A block of data
== == ==

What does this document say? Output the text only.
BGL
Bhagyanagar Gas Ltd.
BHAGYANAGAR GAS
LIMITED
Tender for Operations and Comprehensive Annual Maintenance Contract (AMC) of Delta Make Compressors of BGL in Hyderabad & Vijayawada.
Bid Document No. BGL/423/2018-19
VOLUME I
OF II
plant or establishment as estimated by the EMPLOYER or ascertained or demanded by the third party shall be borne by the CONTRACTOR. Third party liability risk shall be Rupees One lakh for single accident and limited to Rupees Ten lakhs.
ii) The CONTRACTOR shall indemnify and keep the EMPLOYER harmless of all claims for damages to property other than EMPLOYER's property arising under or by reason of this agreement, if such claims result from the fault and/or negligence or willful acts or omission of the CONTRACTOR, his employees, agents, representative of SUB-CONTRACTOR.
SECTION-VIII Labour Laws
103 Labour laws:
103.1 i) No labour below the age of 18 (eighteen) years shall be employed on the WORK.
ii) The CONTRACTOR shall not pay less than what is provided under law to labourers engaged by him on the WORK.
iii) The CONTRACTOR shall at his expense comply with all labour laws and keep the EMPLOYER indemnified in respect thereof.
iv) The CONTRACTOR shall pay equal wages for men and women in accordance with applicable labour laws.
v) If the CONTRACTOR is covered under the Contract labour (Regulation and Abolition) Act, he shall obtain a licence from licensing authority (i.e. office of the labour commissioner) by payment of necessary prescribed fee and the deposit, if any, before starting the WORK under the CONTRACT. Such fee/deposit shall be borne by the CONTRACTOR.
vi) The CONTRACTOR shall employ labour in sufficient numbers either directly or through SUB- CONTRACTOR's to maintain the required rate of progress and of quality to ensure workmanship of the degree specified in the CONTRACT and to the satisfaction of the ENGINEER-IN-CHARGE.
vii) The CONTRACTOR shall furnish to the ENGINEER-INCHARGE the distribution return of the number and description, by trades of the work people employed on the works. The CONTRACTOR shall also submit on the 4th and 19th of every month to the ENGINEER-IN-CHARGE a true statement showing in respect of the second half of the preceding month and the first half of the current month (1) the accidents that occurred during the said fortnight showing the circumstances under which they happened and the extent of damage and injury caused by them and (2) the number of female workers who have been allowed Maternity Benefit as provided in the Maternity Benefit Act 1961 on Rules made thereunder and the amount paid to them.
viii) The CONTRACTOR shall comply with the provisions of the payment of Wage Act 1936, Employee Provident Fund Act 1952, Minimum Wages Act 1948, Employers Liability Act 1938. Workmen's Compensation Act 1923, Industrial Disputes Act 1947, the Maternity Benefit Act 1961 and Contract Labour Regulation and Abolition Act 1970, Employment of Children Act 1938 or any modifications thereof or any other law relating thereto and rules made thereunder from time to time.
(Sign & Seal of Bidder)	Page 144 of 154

== == ==

### [Directions for this task]
Report each line in the preceding entries that holds the string "employed".

### [Solved problem]
103.1 i) No labour below the age of 18 (eighteen) years shall be employed on the WORK.
vii) The CONTRACTOR shall furnish to the ENGINEER-INCHARGE the distribution return of the number and description, by trades of the work people employed on the works. The CONTRACTOR shall also submit on the 4th and 19th of every month to the ENGINEER-IN-CHARGE a true statement showing in respect of the second half of the preceding month and the first half of the current month (1) the accidents that occurred during the said fortnight showing the circumstances under which they happened and the extent of damage and injury caused by them and (2) the number of female workers who have been allowed Maternity Benefit as provided in the Maternity Benefit Act 1961 on Rules made thereunder and the amount paid to them.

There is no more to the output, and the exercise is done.